[start Data for processing]

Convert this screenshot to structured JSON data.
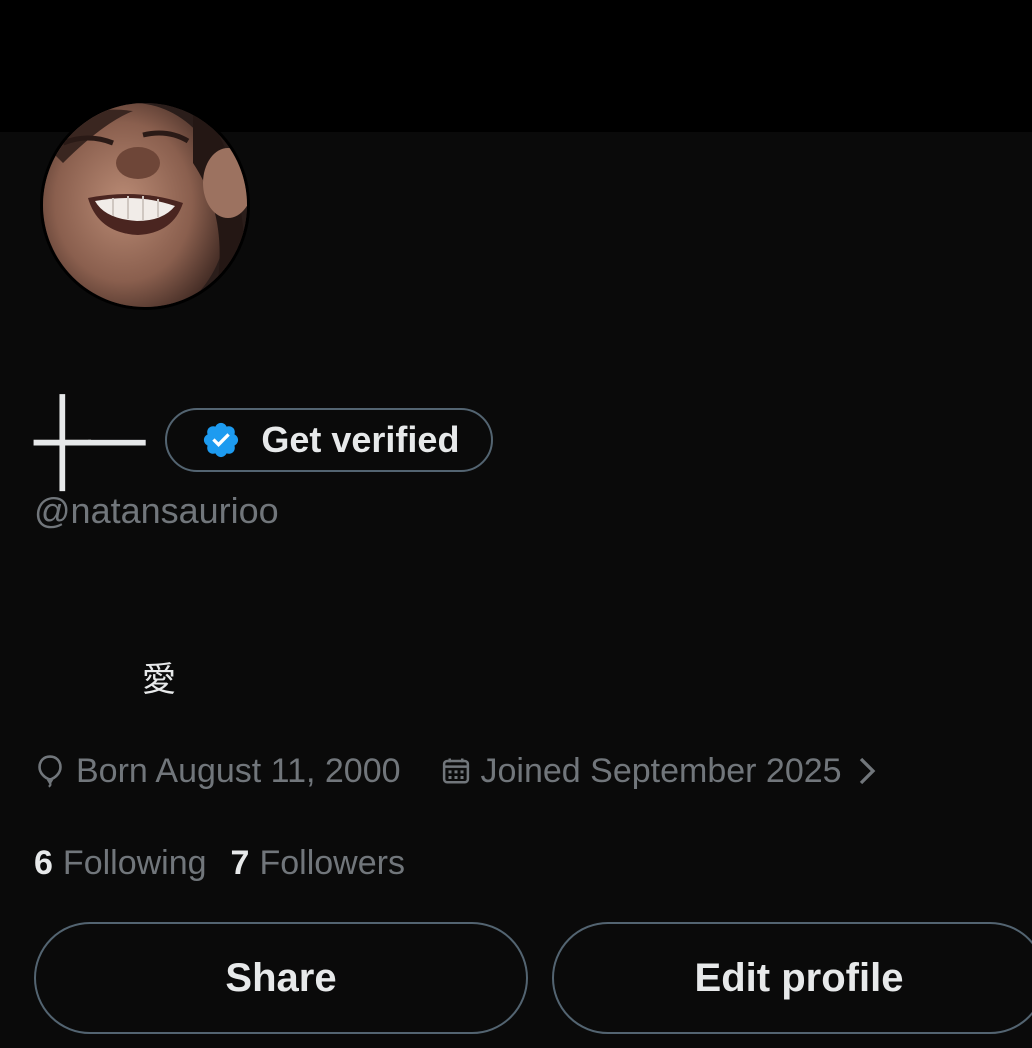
{
  "profile": {
    "display_name": "┼─",
    "handle": "@natansaurioo",
    "bio": "愛",
    "get_verified_label": "Get verified"
  },
  "meta": {
    "born": "Born August 11, 2000",
    "joined": "Joined September 2025"
  },
  "stats": {
    "following_count": "6",
    "following_label": "Following",
    "followers_count": "7",
    "followers_label": "Followers"
  },
  "actions": {
    "share_label": "Share",
    "edit_profile_label": "Edit profile"
  },
  "colors": {
    "background": "#000000",
    "text_primary": "#e7e9ea",
    "text_secondary": "#71767b",
    "border": "#536471",
    "verified_blue": "#1d9bf0"
  },
  "icons": [
    "verified-badge-icon",
    "balloon-icon",
    "calendar-icon",
    "chevron-right-icon"
  ]
}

[end Data for processing]

§ What is being asked: Your task is to repeat the data above exactly while excluding the pictures.

§ Task result:
Convert this screenshot to structured JSON data.
{
  "profile": {
    "display_name": "┼─",
    "handle": "@natansaurioo",
    "bio": "愛",
    "get_verified_label": "Get verified"
  },
  "meta": {
    "born": "Born August 11, 2000",
    "joined": "Joined September 2025"
  },
  "stats": {
    "following_count": "6",
    "following_label": "Following",
    "followers_count": "7",
    "followers_label": "Followers"
  },
  "actions": {
    "share_label": "Share",
    "edit_profile_label": "Edit profile"
  },
  "colors": {
    "background": "#000000",
    "text_primary": "#e7e9ea",
    "text_secondary": "#71767b",
    "border": "#536471",
    "verified_blue": "#1d9bf0"
  },
  "icons": [
    "verified-badge-icon",
    "balloon-icon",
    "calendar-icon",
    "chevron-right-icon"
  ]
}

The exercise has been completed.